WHAT YOU SHOULD DO: Copy every entry word for word, but skip the pictures.
-- BEGIN RECORD SET --
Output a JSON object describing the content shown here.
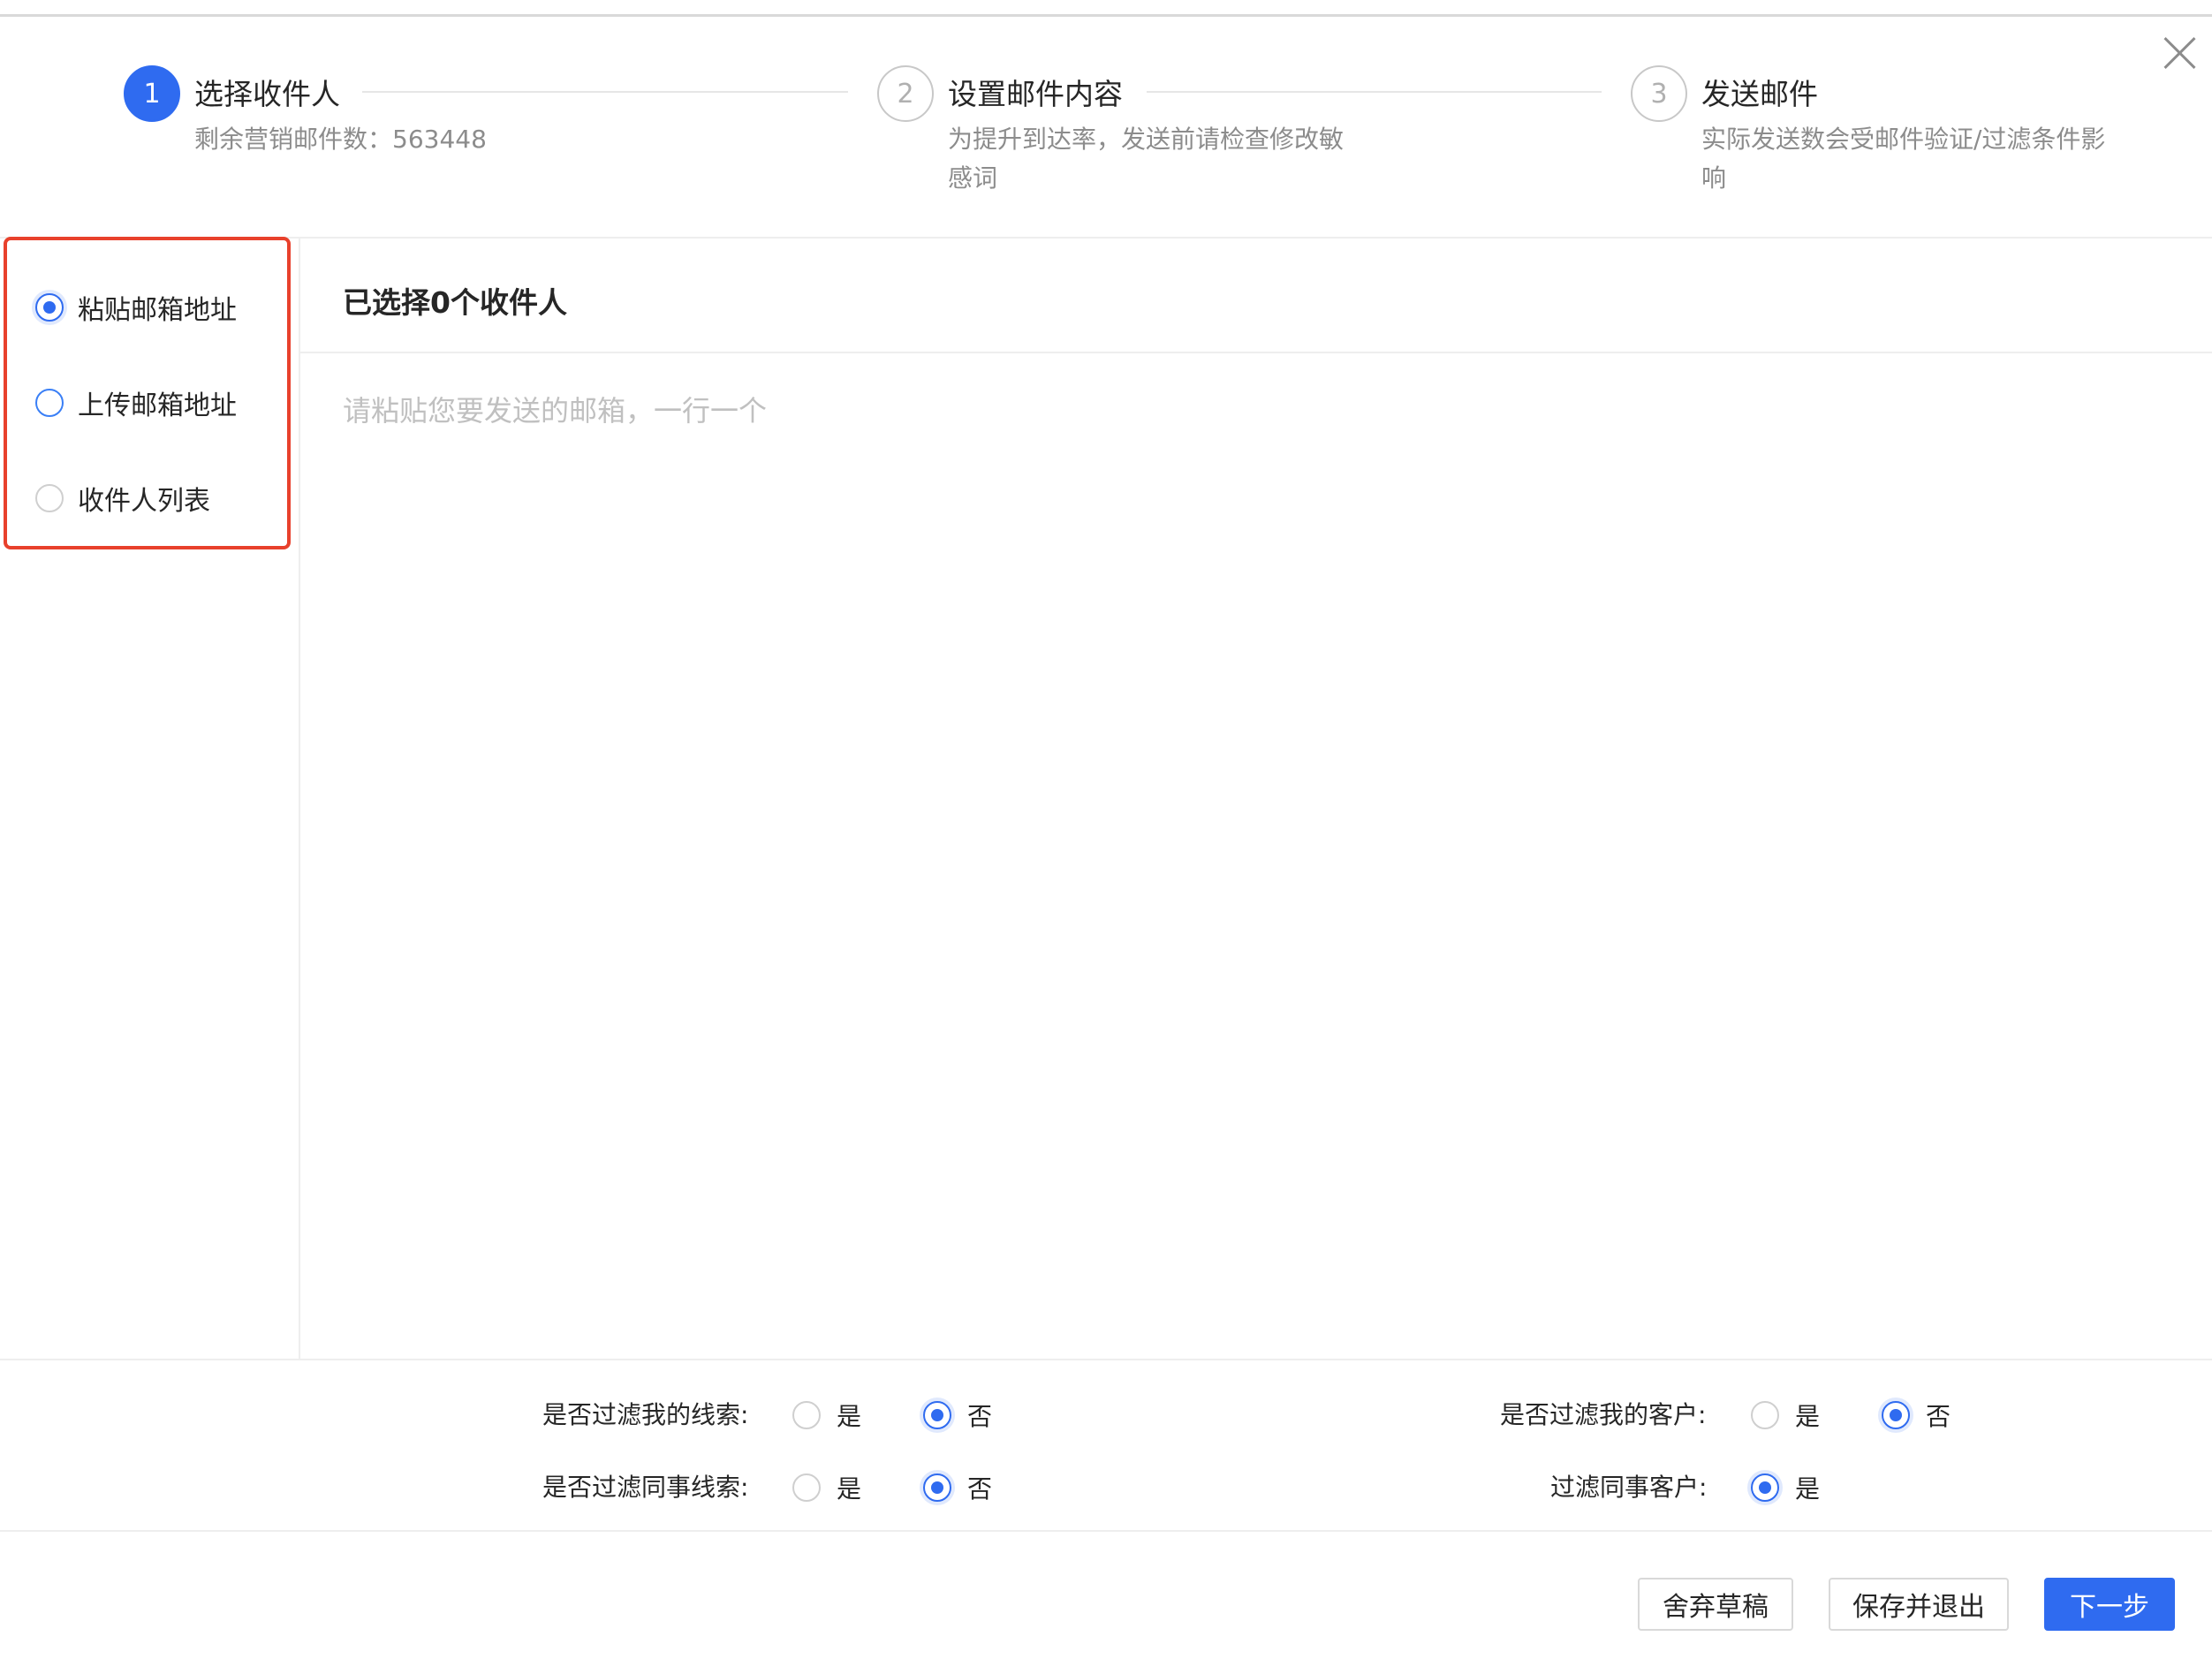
{
  "steps": [
    {
      "number": "1",
      "title": "选择收件人",
      "desc": "剩余营销邮件数：563448"
    },
    {
      "number": "2",
      "title": "设置邮件内容",
      "desc": "为提升到达率，发送前请检查修改敏感词"
    },
    {
      "number": "3",
      "title": "发送邮件",
      "desc": "实际发送数会受邮件验证/过滤条件影响"
    }
  ],
  "source_options": [
    {
      "label": "粘贴邮箱地址",
      "selected": true
    },
    {
      "label": "上传邮箱地址",
      "selected": false
    },
    {
      "label": "收件人列表",
      "selected": false
    }
  ],
  "main": {
    "selected_title": "已选择0个收件人",
    "textarea_placeholder": "请粘贴您要发送的邮箱，一行一个"
  },
  "filters": {
    "my_leads": {
      "label": "是否过滤我的线索:",
      "yes": "是",
      "no": "否",
      "value": "否"
    },
    "colleague_leads": {
      "label": "是否过滤同事线索:",
      "yes": "是",
      "no": "否",
      "value": "否"
    },
    "my_customers": {
      "label": "是否过滤我的客户:",
      "yes": "是",
      "no": "否",
      "value": "否"
    },
    "colleague_customers": {
      "label": "过滤同事客户:",
      "yes": "是",
      "value": "是"
    }
  },
  "footer": {
    "discard_label": "舍弃草稿",
    "save_exit_label": "保存并退出",
    "next_label": "下一步"
  },
  "colors": {
    "primary": "#2f6bf0",
    "highlight_border": "#e8412c"
  }
}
-- END RECORD SET --
CORRECT ANSWER:
Output a JSON object describing the content shown here.
{
  "steps": [
    {
      "number": "1",
      "title": "选择收件人",
      "desc": "剩余营销邮件数：563448"
    },
    {
      "number": "2",
      "title": "设置邮件内容",
      "desc": "为提升到达率，发送前请检查修改敏感词"
    },
    {
      "number": "3",
      "title": "发送邮件",
      "desc": "实际发送数会受邮件验证/过滤条件影响"
    }
  ],
  "source_options": [
    {
      "label": "粘贴邮箱地址",
      "selected": true
    },
    {
      "label": "上传邮箱地址",
      "selected": false
    },
    {
      "label": "收件人列表",
      "selected": false
    }
  ],
  "main": {
    "selected_title": "已选择0个收件人",
    "textarea_placeholder": "请粘贴您要发送的邮箱，一行一个"
  },
  "filters": {
    "my_leads": {
      "label": "是否过滤我的线索:",
      "yes": "是",
      "no": "否",
      "value": "否"
    },
    "colleague_leads": {
      "label": "是否过滤同事线索:",
      "yes": "是",
      "no": "否",
      "value": "否"
    },
    "my_customers": {
      "label": "是否过滤我的客户:",
      "yes": "是",
      "no": "否",
      "value": "否"
    },
    "colleague_customers": {
      "label": "过滤同事客户:",
      "yes": "是",
      "value": "是"
    }
  },
  "footer": {
    "discard_label": "舍弃草稿",
    "save_exit_label": "保存并退出",
    "next_label": "下一步"
  },
  "colors": {
    "primary": "#2f6bf0",
    "highlight_border": "#e8412c"
  }
}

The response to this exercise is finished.